- **Excerpted text**:
What I didn't understand until later is that one of her fish, named Oscar, was a crazy Hannibal Lecter kind of piscean who, while I was out, would set to gobbling up the fins of his tank mates. Day after day I watched in horror as the fish evolved from happy bright-eyed swimmers to listless amputees whose fishy souls looked like they were about to evacuate their bodies.
Each day that I came home to a new horror I wished Oscar would meet some horrible fate of his own. It's natural for us to root for the underdog and hope that The Hand of Fate will reach in to teach the bully some poignant lesson about life. Or at least open a big can of whoop-ass on him.
Little did I realize that The Hand of Fate would use me as its agent and that it would be my loving care and supreme diligence that would be Oscar's undoing.

[Dataset records]

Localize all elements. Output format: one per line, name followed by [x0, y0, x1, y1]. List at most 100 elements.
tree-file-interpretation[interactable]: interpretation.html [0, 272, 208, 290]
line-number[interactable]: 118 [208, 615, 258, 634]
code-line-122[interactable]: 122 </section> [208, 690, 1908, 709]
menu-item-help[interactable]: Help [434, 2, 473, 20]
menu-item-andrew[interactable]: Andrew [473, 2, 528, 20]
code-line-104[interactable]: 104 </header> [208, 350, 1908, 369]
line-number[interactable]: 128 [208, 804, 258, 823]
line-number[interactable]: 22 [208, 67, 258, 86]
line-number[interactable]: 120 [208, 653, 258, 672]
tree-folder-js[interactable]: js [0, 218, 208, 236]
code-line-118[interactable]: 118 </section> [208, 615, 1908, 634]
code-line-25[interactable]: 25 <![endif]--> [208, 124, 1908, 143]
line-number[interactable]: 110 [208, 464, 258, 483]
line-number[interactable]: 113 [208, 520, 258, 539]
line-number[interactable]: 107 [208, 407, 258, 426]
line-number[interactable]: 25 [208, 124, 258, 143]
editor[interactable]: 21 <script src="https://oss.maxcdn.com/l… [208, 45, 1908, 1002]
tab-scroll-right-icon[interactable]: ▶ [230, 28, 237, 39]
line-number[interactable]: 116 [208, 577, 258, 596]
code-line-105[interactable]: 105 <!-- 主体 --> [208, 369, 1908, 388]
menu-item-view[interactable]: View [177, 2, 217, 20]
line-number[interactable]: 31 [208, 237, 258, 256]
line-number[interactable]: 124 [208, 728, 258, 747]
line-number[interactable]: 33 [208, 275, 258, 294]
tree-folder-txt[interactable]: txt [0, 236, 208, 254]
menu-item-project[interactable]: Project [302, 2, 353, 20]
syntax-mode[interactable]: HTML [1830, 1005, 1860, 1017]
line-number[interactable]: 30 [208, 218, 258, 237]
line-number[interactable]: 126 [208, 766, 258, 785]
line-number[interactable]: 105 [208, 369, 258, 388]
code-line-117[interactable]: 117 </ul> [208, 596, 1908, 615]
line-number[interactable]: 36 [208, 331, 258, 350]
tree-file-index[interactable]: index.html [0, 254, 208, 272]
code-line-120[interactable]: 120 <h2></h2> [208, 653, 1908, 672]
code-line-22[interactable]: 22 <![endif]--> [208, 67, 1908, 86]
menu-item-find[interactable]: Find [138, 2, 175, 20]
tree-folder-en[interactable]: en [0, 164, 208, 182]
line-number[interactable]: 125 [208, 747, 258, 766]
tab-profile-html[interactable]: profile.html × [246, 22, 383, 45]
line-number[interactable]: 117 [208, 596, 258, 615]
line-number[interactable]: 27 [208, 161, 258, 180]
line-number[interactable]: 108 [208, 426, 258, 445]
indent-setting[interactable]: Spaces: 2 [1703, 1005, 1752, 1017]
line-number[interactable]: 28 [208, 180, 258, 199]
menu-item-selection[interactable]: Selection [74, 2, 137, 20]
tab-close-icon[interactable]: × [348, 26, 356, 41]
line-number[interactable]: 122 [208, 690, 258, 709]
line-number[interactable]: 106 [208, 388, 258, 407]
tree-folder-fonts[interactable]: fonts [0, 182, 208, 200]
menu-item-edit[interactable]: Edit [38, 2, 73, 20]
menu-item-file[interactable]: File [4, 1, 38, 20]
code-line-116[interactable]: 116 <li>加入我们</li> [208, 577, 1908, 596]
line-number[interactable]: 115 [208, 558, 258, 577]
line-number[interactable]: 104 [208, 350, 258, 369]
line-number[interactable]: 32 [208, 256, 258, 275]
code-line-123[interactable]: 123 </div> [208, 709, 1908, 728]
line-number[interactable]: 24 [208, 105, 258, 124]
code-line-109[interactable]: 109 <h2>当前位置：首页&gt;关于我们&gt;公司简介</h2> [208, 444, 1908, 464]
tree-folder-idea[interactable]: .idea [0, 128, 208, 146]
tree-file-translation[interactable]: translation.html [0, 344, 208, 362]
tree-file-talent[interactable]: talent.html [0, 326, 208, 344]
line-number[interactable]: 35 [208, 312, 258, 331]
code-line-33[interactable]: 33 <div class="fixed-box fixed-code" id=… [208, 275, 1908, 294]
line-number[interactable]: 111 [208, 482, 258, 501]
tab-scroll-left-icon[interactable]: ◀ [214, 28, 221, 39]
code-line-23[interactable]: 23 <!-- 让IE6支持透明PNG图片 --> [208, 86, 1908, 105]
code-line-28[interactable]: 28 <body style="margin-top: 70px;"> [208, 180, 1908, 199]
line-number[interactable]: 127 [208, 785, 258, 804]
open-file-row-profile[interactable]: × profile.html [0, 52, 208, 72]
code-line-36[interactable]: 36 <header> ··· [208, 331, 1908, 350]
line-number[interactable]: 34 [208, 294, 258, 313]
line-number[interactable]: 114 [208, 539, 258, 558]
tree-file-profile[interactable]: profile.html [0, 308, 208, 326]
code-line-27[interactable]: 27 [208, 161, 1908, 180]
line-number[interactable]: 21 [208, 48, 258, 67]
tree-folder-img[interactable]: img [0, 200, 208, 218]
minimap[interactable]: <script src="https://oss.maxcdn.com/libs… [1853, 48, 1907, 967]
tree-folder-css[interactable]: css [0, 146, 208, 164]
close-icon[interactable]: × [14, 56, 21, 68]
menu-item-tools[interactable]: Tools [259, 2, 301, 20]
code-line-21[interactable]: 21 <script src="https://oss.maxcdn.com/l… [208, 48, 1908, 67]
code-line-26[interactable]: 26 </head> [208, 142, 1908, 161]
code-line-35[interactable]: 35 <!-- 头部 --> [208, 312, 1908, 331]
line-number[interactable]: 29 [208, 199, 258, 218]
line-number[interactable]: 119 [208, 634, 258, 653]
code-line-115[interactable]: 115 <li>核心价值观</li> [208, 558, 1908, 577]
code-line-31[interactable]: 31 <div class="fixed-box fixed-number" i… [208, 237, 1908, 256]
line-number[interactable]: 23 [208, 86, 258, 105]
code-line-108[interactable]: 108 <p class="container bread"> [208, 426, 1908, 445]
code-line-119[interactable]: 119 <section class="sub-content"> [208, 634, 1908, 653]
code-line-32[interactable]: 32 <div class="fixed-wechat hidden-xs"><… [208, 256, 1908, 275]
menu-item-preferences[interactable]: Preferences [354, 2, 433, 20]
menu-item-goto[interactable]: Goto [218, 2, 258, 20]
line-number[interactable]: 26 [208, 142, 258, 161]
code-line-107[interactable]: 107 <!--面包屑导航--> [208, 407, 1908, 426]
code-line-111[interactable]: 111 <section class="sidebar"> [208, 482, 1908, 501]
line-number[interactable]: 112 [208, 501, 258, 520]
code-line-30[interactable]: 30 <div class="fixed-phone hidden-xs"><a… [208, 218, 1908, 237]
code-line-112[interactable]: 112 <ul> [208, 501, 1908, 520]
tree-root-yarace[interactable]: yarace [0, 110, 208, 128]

- **Objectives**:
1 > Rewrite the piece about Oscar the fish, everything from "What I didn't" down to "evacuate their bodies.", changing "horror" to "dismay".
2 > Can you write the next part of the piece about Oscar the fish, picking up after its final sentence?

- **Results**:
1 >
What I didn't understand until later is that one of her fish, named Oscar, was a crazy Hannibal Lecter kind of piscean who, while I was out, would set to gobbling up the fins of his tank mates. Day after day I watched in dismay as the fish evolved from happy bright-eyed swimmers to listless amputees whose fishy souls looked like they were about to evacuate their bodies.

2 >
The tank slowly began to turn green. I knew nothing about tank ecology so I watched helplessly as the fish began to disappear in the murk. I couldn't stand it anymore so I thought perhaps changing out the water might help, which did for everyone except the cannabalistic Oscar who I ended up trapping under a piece of tank equipment where he subsequently drowned. This fact I didn't figure out until later after several days of wondering where he could possibly be. I attributed it to some aquatic version of the Rapture until I finally figured out the truth.
I've tried killing fish on purpose, in the form of fishing, but have been relatively unsuccessful at it. It seems as if I can only manage to kill fish accidentally and at random. I had caught my line on a log so I yanked it, very angry and agitated. And 'lo -- here comes a big fat bass flying out of the water. I had hooked him from the outside of his mouth as he swam by. That had to be one of the world's most unfortunate fish.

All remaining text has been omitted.